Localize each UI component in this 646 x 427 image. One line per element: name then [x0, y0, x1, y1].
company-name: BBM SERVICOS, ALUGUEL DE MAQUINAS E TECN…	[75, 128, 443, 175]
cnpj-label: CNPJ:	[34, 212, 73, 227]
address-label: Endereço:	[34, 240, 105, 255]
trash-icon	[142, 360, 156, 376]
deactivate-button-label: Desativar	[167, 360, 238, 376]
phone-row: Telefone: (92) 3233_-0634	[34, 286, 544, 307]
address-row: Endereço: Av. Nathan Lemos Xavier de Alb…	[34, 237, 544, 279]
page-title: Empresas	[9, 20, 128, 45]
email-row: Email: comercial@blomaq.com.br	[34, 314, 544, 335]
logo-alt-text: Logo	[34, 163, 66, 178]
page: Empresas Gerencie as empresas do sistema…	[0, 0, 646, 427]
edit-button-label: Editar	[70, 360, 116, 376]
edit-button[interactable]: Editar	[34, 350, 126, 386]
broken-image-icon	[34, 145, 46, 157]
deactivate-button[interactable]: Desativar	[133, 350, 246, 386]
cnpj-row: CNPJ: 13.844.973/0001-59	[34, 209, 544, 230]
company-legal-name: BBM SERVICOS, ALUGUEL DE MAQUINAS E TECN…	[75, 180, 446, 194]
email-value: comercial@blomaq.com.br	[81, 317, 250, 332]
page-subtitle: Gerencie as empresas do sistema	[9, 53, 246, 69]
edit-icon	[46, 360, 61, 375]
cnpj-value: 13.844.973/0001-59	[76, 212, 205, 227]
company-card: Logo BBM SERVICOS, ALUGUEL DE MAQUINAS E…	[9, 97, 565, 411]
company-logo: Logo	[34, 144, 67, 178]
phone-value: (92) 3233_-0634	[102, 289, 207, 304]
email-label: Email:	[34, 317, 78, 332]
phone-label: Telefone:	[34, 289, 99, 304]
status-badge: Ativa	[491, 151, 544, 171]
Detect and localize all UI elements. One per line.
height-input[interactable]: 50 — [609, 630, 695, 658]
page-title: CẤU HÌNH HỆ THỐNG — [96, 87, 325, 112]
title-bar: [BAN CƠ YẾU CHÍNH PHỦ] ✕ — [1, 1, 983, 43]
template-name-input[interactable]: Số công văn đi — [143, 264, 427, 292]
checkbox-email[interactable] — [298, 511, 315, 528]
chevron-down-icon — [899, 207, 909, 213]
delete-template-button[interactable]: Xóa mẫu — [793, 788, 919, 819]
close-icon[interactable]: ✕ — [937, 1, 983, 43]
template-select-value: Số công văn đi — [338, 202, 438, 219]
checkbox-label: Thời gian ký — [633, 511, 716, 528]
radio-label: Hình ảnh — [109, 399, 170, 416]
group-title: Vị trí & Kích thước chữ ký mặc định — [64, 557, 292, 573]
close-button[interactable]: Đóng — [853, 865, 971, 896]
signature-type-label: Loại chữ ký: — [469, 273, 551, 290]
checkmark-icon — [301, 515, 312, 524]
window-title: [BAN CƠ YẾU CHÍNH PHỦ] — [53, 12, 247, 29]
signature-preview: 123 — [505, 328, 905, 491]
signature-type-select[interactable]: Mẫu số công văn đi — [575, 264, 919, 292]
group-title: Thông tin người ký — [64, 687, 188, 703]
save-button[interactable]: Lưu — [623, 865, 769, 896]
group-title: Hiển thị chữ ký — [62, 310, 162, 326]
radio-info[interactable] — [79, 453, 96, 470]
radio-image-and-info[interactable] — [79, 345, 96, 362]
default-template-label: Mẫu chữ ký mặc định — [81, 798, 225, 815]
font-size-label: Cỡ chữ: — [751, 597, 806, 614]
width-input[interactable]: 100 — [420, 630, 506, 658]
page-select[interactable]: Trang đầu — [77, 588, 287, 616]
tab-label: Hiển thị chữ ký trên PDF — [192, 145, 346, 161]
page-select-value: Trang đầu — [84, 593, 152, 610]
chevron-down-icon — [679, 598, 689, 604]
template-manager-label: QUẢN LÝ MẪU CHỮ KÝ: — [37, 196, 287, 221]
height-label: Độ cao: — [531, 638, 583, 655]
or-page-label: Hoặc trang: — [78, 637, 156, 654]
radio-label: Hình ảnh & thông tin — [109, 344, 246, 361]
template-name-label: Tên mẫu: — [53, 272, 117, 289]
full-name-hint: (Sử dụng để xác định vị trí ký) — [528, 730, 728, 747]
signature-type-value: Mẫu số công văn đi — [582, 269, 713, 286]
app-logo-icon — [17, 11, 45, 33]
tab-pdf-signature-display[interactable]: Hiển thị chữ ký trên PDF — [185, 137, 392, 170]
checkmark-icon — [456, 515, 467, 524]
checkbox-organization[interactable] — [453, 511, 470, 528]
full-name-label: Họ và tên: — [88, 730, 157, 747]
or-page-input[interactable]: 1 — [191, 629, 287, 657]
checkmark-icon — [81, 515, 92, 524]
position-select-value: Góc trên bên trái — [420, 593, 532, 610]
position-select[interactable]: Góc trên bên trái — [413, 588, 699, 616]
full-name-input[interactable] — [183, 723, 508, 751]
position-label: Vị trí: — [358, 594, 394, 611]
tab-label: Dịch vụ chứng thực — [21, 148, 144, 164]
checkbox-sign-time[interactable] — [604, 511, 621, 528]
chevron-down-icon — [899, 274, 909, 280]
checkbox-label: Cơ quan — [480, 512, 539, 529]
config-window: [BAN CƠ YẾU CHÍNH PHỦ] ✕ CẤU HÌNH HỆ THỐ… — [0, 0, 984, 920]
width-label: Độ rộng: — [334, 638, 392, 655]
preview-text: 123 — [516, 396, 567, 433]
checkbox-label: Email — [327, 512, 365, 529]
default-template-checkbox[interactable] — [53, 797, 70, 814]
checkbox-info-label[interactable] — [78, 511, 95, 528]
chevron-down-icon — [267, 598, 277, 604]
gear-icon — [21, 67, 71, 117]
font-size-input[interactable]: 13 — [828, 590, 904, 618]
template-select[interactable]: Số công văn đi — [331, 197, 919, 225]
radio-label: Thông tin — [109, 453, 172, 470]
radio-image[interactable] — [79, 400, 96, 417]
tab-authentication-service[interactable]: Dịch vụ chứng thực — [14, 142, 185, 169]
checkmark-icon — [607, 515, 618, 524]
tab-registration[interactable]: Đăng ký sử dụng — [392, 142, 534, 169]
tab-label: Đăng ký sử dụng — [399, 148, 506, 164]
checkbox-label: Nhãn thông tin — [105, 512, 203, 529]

- - - - -

Given task: Copy out word for word everything from the start of the entries above down to the line containing "360, 238, 376]", including both the first line and that line.

Reply to the task:
Localize each UI component in this 646 x 427 image. One line per element: name then [x0, y0, x1, y1].
company-name: BBM SERVICOS, ALUGUEL DE MAQUINAS E TECN…	[75, 128, 443, 175]
cnpj-label: CNPJ:	[34, 212, 73, 227]
address-label: Endereço:	[34, 240, 105, 255]
trash-icon	[142, 360, 156, 376]
deactivate-button-label: Desativar	[167, 360, 238, 376]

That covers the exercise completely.